__Task material__:

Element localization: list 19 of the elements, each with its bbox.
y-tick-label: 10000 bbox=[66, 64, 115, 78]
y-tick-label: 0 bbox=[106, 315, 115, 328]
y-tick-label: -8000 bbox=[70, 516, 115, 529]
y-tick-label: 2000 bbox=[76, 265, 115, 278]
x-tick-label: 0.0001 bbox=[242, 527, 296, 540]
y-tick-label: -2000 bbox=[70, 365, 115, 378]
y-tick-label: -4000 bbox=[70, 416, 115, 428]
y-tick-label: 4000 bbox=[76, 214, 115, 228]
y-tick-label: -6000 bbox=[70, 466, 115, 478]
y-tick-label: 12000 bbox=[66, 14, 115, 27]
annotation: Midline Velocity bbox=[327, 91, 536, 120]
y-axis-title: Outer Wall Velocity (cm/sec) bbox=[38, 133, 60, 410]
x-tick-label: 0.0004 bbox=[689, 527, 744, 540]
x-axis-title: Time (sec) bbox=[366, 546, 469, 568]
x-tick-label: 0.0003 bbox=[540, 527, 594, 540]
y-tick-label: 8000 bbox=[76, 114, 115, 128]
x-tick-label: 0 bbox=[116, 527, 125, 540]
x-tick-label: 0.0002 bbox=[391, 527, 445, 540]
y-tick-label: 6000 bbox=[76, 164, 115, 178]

__Exercise prompt__: Can you copy all of the lines above verbatim, changing nothing?

__Correct output__:
Element localization: list 19 of the elements, each with its bbox.
y-tick-label: 10000 bbox=[66, 64, 115, 78]
y-tick-label: 0 bbox=[106, 315, 115, 328]
y-tick-label: -8000 bbox=[70, 516, 115, 529]
y-tick-label: 2000 bbox=[76, 265, 115, 278]
x-tick-label: 0.0001 bbox=[242, 527, 296, 540]
y-tick-label: -2000 bbox=[70, 365, 115, 378]
y-tick-label: -4000 bbox=[70, 416, 115, 428]
y-tick-label: 4000 bbox=[76, 214, 115, 228]
y-tick-label: -6000 bbox=[70, 466, 115, 478]
y-tick-label: 12000 bbox=[66, 14, 115, 27]
annotation: Midline Velocity bbox=[327, 91, 536, 120]
y-axis-title: Outer Wall Velocity (cm/sec) bbox=[38, 133, 60, 410]
x-tick-label: 0.0004 bbox=[689, 527, 744, 540]
x-axis-title: Time (sec) bbox=[366, 546, 469, 568]
x-tick-label: 0.0003 bbox=[540, 527, 594, 540]
y-tick-label: 8000 bbox=[76, 114, 115, 128]
x-tick-label: 0 bbox=[116, 527, 125, 540]
x-tick-label: 0.0002 bbox=[391, 527, 445, 540]
y-tick-label: 6000 bbox=[76, 164, 115, 178]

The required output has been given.